The task: Extract the records below word for word and ignore the images.

[Saved entries]

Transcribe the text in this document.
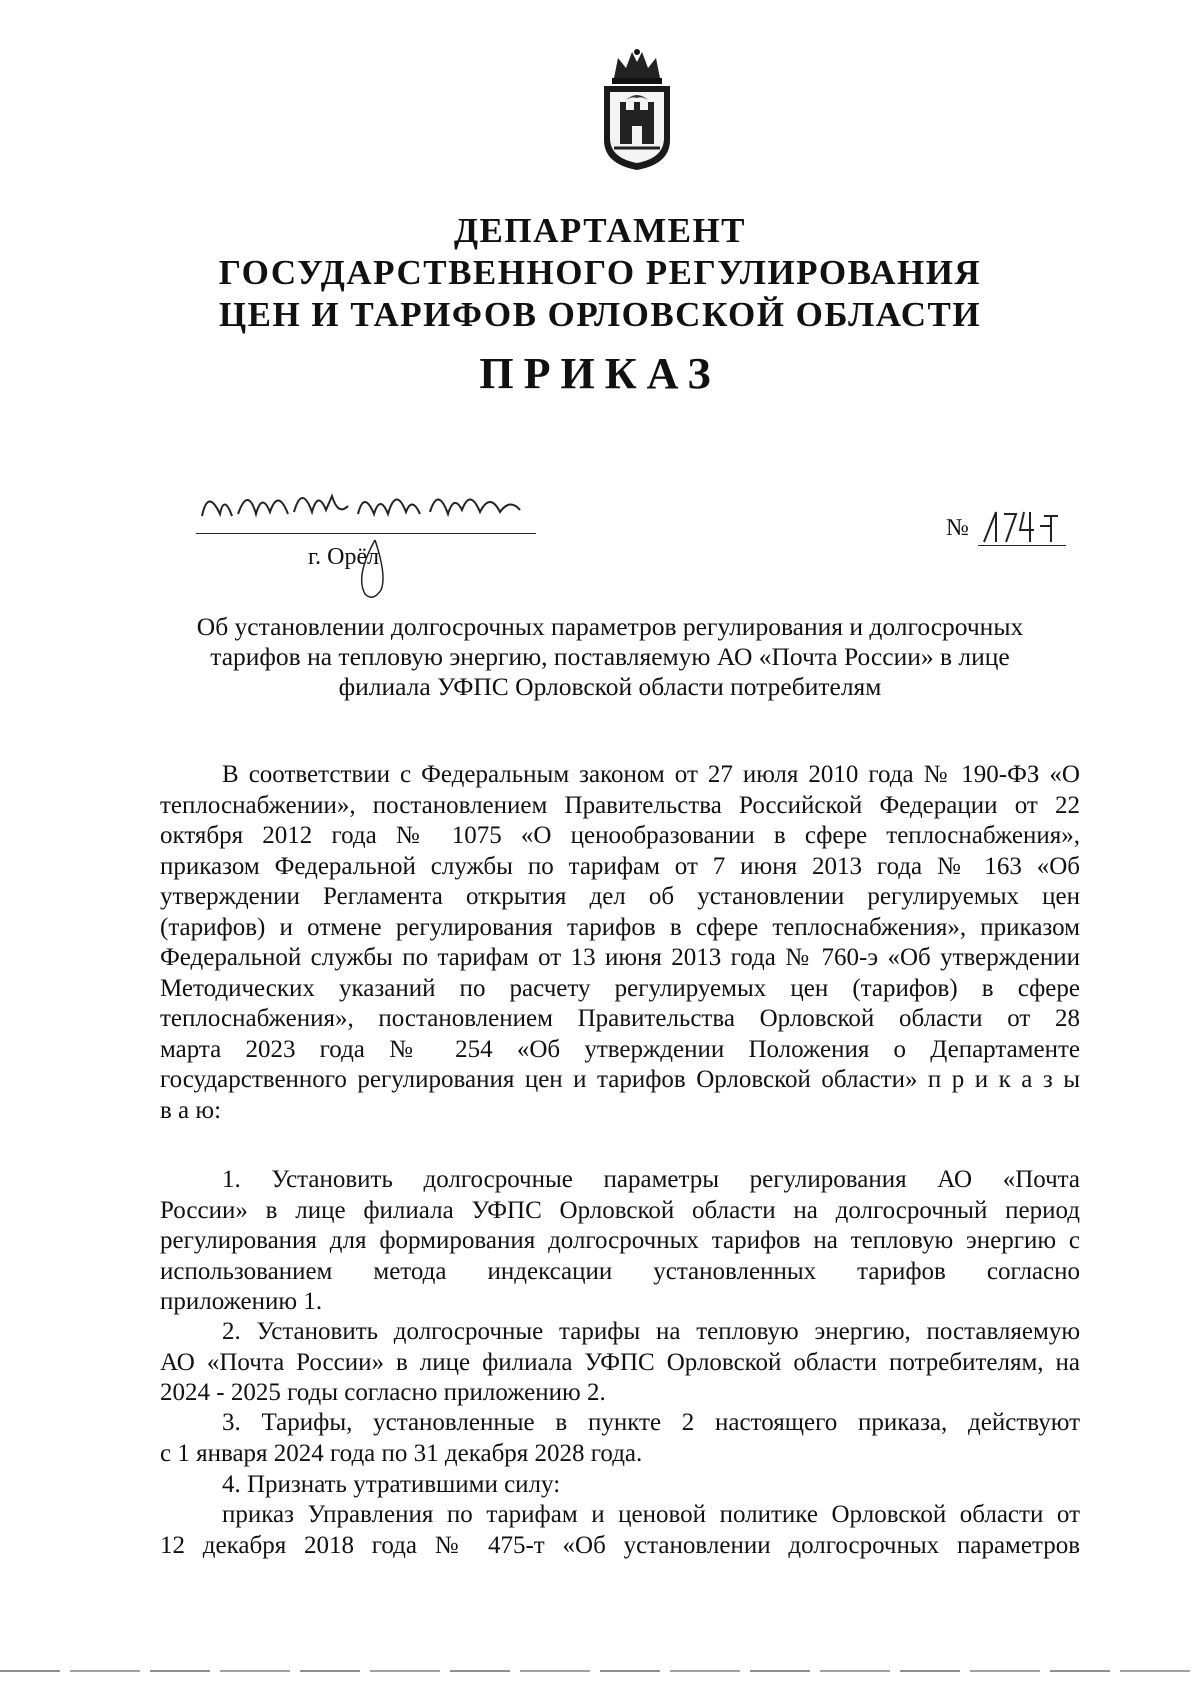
ДЕПАРТАМЕНТ
ГОСУДАРСТВЕННОГО РЕГУЛИРОВАНИЯ
ЦЕН И ТАРИФОВ ОРЛОВСКОЙ ОБЛАСТИ
ПРИКАЗ
г. Орёл
№

Об установлении долгосрочных параметров регулирования и долгосрочных
тарифов на тепловую энергию, поставляемую АО «Почта России» в лице
филиала УФПС Орловской области потребителям

В соответствии с Федеральным законом от 27 июля 2010 года № 190-ФЗ «О
теплоснабжении», постановлением Правительства Российской Федерации от 22
октября 2012 года № 1075 «О ценообразовании в сфере теплоснабжения»,
приказом Федеральной службы по тарифам от 7 июня 2013 года № 163 «Об
утверждении Регламента открытия дел об установлении регулируемых цен
(тарифов) и отмене регулирования тарифов в сфере теплоснабжения», приказом
Федеральной службы по тарифам от 13 июня 2013 года № 760-э «Об утверждении
Методических указаний по расчету регулируемых цен (тарифов) в сфере
теплоснабжения», постановлением Правительства Орловской области от 28
марта 2023 года № 254 «Об утверждении Положения о Департаменте
государственного регулирования цен и тарифов Орловской области» п р и к а з ы
в а ю:

1. Установить долгосрочные параметры регулирования АО «Почта
России» в лице филиала УФПС Орловской области на долгосрочный период
регулирования для формирования долгосрочных тарифов на тепловую энергию с
использованием метода индексации установленных тарифов согласно
приложению 1.

2. Установить долгосрочные тарифы на тепловую энергию, поставляемую
АО «Почта России» в лице филиала УФПС Орловской области потребителям, на
2024 - 2025 годы согласно приложению 2.

3. Тарифы, установленные в пункте 2 настоящего приказа, действуют
с 1 января 2024 года по 31 декабря 2028 года.

4. Признать утратившими силу:

приказ Управления по тарифам и ценовой политике Орловской области от
12 декабря 2018 года № 475-т «Об установлении долгосрочных параметров
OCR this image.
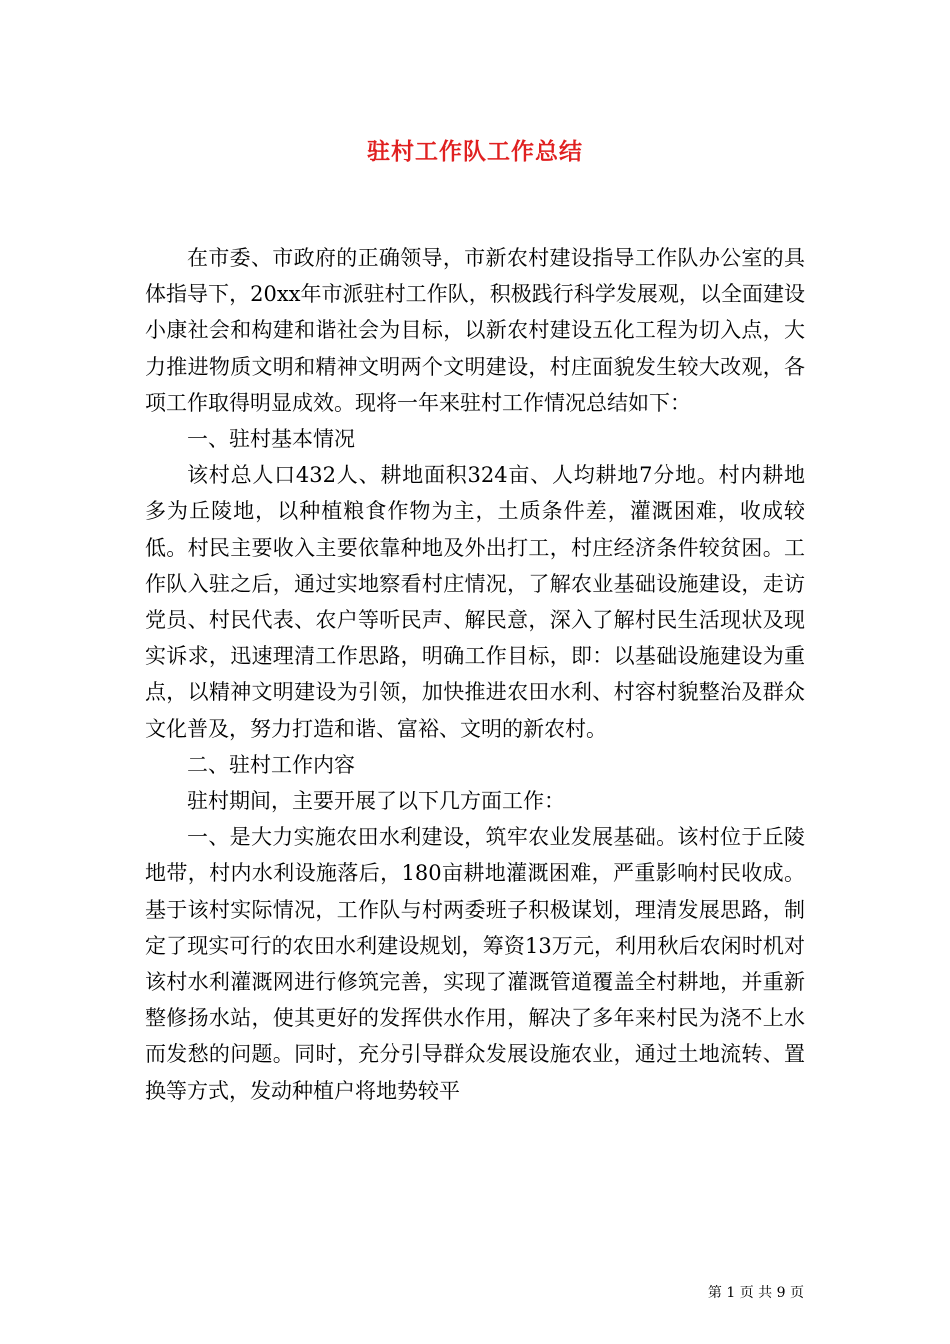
驻村工作队工作总结

在市委、市政府的正确领导，市新农村建设指导工作队办公室的具体指导下，20xx年市派驻村工作队，积极践行科学发展观，以全面建设小康社会和构建和谐社会为目标，以新农村建设五化工程为切入点，大力推进物质文明和精神文明两个文明建设，村庄面貌发生较大改观，各项工作取得明显成效。现将一年来驻村工作情况总结如下：

一、驻村基本情况

该村总人口432人、耕地面积324亩、人均耕地7分地。村内耕地多为丘陵地，以种植粮食作物为主，土质条件差，灌溉困难，收成较低。村民主要收入主要依靠种地及外出打工，村庄经济条件较贫困。工作队入驻之后，通过实地察看村庄情况，了解农业基础设施建设，走访党员、村民代表、农户等听民声、解民意，深入了解村民生活现状及现实诉求，迅速理清工作思路，明确工作目标，即：以基础设施建设为重点，以精神文明建设为引领，加快推进农田水利、村容村貌整治及群众文化普及，努力打造和谐、富裕、文明的新农村。

二、驻村工作内容

驻村期间，主要开展了以下几方面工作：

一、是大力实施农田水利建设，筑牢农业发展基础。该村位于丘陵地带，村内水利设施落后，180亩耕地灌溉困难，严重影响村民收成。基于该村实际情况，工作队与村两委班子积极谋划，理清发展思路，制定了现实可行的农田水利建设规划，筹资13万元，利用秋后农闲时机对该村水利灌溉网进行修筑完善，实现了灌溉管道覆盖全村耕地，并重新整修扬水站，使其更好的发挥供水作用，解决了多年来村民为浇不上水而发愁的问题。同时，充分引导群众发展设施农业，通过土地流转、置换等方式，发动种植户将地势较平

第 1 页 共 9 页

Result of the exercise:
Transcribe the text in this document.
ДЕПАРТАМЕНТ
ГОСУДАРСТВЕННОГО РЕГУЛИРОВАНИЯ
ЦЕН И ТАРИФОВ ОРЛОВСКОЙ ОБЛАСТИ
ПРИКАЗ
г. Орёл
№

Об установлении долгосрочных параметров регулирования и долгосрочных
тарифов на тепловую энергию, поставляемую АО «Почта России» в лице
филиала УФПС Орловской области потребителям

В соответствии с Федеральным законом от 27 июля 2010 года № 190-ФЗ «О
теплоснабжении», постановлением Правительства Российской Федерации от 22
октября 2012 года № 1075 «О ценообразовании в сфере теплоснабжения»,
приказом Федеральной службы по тарифам от 7 июня 2013 года № 163 «Об
утверждении Регламента открытия дел об установлении регулируемых цен
(тарифов) и отмене регулирования тарифов в сфере теплоснабжения», приказом
Федеральной службы по тарифам от 13 июня 2013 года № 760-э «Об утверждении
Методических указаний по расчету регулируемых цен (тарифов) в сфере
теплоснабжения», постановлением Правительства Орловской области от 28
марта 2023 года № 254 «Об утверждении Положения о Департаменте
государственного регулирования цен и тарифов Орловской области» п р и к а з ы
в а ю:

1. Установить долгосрочные параметры регулирования АО «Почта
России» в лице филиала УФПС Орловской области на долгосрочный период
регулирования для формирования долгосрочных тарифов на тепловую энергию с
использованием метода индексации установленных тарифов согласно
приложению 1.

2. Установить долгосрочные тарифы на тепловую энергию, поставляемую
АО «Почта России» в лице филиала УФПС Орловской области потребителям, на
2024 - 2025 годы согласно приложению 2.

3. Тарифы, установленные в пункте 2 настоящего приказа, действуют
с 1 января 2024 года по 31 декабря 2028 года.

4. Признать утратившими силу:

приказ Управления по тарифам и ценовой политике Орловской области от
12 декабря 2018 года № 475-т «Об установлении долгосрочных параметров
OCR this image.
驻村工作队工作总结

在市委、市政府的正确领导，市新农村建设指导工作队办公室的具体指导下，20xx年市派驻村工作队，积极践行科学发展观，以全面建设小康社会和构建和谐社会为目标，以新农村建设五化工程为切入点，大力推进物质文明和精神文明两个文明建设，村庄面貌发生较大改观，各项工作取得明显成效。现将一年来驻村工作情况总结如下：

一、驻村基本情况

该村总人口432人、耕地面积324亩、人均耕地7分地。村内耕地多为丘陵地，以种植粮食作物为主，土质条件差，灌溉困难，收成较低。村民主要收入主要依靠种地及外出打工，村庄经济条件较贫困。工作队入驻之后，通过实地察看村庄情况，了解农业基础设施建设，走访党员、村民代表、农户等听民声、解民意，深入了解村民生活现状及现实诉求，迅速理清工作思路，明确工作目标，即：以基础设施建设为重点，以精神文明建设为引领，加快推进农田水利、村容村貌整治及群众文化普及，努力打造和谐、富裕、文明的新农村。

二、驻村工作内容

驻村期间，主要开展了以下几方面工作：

一、是大力实施农田水利建设，筑牢农业发展基础。该村位于丘陵地带，村内水利设施落后，180亩耕地灌溉困难，严重影响村民收成。基于该村实际情况，工作队与村两委班子积极谋划，理清发展思路，制定了现实可行的农田水利建设规划，筹资13万元，利用秋后农闲时机对该村水利灌溉网进行修筑完善，实现了灌溉管道覆盖全村耕地，并重新整修扬水站，使其更好的发挥供水作用，解决了多年来村民为浇不上水而发愁的问题。同时，充分引导群众发展设施农业，通过土地流转、置换等方式，发动种植户将地势较平

第 1 页 共 9 页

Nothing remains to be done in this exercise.